— START Input data —
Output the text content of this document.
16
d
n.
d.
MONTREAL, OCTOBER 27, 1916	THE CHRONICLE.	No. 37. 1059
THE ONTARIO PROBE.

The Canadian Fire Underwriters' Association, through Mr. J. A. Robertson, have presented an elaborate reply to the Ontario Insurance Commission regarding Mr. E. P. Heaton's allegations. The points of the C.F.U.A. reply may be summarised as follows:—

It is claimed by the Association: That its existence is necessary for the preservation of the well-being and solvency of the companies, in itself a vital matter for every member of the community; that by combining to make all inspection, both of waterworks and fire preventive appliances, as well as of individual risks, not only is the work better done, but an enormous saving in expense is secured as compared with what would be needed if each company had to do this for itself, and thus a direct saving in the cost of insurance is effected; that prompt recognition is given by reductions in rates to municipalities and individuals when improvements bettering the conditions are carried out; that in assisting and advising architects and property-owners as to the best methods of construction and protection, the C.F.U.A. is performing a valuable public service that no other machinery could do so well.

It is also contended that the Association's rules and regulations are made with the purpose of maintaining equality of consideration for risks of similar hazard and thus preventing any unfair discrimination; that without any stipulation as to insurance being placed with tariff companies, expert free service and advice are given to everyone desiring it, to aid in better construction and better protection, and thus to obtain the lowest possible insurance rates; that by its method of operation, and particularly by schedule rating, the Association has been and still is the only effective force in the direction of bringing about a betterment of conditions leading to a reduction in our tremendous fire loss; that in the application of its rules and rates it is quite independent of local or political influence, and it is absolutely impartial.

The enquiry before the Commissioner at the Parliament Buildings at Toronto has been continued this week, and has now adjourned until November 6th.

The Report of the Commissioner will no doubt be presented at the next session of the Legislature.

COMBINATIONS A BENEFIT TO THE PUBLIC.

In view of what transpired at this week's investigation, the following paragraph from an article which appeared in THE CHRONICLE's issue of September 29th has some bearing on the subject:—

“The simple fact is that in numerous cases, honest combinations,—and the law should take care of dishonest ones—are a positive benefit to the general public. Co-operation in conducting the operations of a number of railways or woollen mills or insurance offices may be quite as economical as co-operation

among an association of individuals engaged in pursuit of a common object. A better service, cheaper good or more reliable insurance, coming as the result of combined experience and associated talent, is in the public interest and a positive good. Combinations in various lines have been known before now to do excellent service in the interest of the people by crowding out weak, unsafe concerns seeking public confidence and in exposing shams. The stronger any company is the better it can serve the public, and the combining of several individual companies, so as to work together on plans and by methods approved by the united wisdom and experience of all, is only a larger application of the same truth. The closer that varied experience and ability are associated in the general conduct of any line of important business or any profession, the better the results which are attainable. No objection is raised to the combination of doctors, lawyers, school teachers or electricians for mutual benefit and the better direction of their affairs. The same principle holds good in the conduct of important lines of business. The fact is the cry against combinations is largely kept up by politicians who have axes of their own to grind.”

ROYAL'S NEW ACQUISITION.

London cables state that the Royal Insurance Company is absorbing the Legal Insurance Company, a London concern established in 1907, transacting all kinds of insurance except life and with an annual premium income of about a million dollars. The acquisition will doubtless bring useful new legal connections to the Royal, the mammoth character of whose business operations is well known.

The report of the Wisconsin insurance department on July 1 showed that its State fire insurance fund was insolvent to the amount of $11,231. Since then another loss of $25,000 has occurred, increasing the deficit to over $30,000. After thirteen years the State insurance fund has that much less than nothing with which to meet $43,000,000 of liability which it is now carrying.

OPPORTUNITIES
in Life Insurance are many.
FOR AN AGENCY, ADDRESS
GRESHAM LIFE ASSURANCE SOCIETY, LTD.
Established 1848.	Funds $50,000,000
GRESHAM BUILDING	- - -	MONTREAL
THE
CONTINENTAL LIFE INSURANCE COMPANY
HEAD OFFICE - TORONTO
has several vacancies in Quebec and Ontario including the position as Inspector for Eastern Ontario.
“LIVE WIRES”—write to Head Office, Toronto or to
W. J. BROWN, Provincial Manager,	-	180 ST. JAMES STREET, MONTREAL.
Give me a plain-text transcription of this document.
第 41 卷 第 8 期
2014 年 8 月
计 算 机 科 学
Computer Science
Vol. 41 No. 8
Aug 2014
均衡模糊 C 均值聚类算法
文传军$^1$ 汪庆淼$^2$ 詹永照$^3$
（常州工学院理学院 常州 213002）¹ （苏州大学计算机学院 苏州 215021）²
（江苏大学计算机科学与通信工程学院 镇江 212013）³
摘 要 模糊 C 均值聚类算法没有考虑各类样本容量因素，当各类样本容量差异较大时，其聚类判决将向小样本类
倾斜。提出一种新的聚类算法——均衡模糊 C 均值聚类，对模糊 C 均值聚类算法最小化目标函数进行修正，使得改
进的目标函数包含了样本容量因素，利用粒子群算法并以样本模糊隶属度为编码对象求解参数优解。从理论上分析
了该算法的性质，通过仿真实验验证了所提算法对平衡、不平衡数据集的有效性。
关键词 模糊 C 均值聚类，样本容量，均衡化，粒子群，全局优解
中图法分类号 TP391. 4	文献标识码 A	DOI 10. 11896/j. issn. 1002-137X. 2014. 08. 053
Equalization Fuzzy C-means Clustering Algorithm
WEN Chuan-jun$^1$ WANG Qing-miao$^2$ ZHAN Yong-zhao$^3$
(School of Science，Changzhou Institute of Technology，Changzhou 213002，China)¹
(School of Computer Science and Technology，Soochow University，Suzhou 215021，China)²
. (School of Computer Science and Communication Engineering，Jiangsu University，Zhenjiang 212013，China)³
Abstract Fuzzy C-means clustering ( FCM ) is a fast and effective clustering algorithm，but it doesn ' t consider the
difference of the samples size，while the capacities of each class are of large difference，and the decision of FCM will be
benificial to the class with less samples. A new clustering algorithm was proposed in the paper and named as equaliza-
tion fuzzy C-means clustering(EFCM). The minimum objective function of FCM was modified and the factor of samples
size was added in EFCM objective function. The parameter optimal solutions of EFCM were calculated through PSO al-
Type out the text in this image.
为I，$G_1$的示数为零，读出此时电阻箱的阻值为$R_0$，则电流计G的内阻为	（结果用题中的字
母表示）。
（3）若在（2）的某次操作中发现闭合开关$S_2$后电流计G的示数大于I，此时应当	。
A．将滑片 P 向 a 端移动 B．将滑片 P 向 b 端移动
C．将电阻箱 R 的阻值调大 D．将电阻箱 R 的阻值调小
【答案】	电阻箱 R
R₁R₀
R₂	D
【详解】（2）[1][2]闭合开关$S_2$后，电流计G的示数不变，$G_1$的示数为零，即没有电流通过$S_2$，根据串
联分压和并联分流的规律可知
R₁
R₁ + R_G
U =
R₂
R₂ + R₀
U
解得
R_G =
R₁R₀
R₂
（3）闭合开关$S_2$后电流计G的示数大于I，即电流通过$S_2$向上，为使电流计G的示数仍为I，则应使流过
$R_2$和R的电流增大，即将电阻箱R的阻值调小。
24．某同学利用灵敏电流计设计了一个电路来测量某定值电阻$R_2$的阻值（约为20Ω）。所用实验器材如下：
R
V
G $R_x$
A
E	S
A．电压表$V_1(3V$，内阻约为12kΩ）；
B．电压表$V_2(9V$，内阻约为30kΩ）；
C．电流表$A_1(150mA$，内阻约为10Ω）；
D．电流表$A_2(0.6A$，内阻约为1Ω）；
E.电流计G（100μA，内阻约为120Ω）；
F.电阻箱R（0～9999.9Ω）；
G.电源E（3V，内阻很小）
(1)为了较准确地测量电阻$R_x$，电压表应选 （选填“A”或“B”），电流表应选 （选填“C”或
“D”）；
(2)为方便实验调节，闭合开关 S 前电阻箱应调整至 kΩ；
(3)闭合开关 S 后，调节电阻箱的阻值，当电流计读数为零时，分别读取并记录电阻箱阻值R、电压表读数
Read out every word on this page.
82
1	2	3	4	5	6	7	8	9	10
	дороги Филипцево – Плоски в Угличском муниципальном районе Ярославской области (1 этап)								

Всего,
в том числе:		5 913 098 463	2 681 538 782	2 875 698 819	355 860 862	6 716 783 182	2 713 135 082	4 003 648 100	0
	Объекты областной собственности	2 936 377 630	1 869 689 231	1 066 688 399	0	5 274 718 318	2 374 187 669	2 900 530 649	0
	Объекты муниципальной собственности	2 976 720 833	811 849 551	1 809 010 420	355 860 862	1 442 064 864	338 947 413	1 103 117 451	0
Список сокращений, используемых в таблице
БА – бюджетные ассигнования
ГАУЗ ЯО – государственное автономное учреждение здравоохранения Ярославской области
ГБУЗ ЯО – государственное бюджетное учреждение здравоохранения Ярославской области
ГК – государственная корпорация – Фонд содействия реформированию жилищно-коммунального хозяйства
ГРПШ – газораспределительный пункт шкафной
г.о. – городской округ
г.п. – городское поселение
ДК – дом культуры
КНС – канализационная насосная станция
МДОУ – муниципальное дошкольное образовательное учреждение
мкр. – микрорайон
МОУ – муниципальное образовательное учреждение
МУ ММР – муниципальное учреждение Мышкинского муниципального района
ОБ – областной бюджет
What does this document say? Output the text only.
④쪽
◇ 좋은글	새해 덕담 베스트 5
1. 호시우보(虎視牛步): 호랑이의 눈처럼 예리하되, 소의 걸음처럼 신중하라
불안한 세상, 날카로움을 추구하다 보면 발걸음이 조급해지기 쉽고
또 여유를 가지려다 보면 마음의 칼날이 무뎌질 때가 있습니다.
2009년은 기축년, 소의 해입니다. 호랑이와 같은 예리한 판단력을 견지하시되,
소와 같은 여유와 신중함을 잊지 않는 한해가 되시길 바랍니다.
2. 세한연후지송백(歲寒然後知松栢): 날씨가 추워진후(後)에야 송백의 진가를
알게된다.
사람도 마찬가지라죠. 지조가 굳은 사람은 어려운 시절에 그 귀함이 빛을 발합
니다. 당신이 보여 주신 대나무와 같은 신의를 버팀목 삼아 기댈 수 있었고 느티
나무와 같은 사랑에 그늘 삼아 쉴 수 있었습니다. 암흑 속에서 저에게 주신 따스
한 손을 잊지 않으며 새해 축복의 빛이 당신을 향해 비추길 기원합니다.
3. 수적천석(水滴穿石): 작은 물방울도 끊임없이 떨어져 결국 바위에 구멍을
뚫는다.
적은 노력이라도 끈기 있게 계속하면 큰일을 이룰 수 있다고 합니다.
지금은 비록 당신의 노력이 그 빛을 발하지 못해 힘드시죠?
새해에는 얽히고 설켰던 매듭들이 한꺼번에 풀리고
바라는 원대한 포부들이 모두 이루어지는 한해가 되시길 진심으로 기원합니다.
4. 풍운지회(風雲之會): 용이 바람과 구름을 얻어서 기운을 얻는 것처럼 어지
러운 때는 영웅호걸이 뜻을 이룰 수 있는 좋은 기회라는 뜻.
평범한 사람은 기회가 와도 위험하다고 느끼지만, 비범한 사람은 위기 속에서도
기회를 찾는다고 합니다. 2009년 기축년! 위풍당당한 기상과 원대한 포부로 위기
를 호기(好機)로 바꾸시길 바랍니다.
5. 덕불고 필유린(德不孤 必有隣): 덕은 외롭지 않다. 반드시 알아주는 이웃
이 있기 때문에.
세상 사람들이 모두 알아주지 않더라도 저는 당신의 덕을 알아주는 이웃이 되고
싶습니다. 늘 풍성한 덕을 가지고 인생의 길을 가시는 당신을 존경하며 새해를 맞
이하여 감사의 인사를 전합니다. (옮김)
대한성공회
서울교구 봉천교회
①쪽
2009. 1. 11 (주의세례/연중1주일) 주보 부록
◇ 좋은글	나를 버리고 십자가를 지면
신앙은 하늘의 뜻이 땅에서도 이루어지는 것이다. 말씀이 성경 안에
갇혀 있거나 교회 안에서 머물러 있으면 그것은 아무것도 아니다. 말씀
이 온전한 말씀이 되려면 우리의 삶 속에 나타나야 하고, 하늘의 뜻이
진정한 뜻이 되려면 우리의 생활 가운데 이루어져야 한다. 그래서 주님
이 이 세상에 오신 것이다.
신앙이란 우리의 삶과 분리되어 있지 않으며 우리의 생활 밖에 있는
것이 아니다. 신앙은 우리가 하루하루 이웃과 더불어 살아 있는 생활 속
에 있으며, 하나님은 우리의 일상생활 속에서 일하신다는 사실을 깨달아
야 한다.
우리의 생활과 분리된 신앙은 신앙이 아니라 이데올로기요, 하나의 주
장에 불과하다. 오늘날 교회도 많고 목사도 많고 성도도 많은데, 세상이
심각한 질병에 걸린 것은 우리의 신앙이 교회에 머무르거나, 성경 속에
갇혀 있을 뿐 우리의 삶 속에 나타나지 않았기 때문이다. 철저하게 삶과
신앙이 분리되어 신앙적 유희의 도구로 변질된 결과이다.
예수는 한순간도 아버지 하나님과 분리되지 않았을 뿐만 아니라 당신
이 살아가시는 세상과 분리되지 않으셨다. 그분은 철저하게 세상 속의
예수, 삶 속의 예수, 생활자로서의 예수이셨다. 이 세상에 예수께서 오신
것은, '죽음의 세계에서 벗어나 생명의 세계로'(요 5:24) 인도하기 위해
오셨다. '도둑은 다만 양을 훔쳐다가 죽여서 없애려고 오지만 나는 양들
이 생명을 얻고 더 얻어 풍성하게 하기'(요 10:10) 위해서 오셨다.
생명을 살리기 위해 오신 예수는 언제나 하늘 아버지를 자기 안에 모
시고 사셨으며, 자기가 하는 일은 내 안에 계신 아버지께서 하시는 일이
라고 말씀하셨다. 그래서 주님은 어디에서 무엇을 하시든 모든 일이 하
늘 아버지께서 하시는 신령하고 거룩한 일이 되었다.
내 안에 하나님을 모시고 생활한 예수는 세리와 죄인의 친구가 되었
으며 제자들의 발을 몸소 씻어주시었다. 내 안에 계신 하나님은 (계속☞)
— END Input data —
Directions for this task: State the count of lines in the data holding the word "combining", adding nothing to it.

Result of the task: 2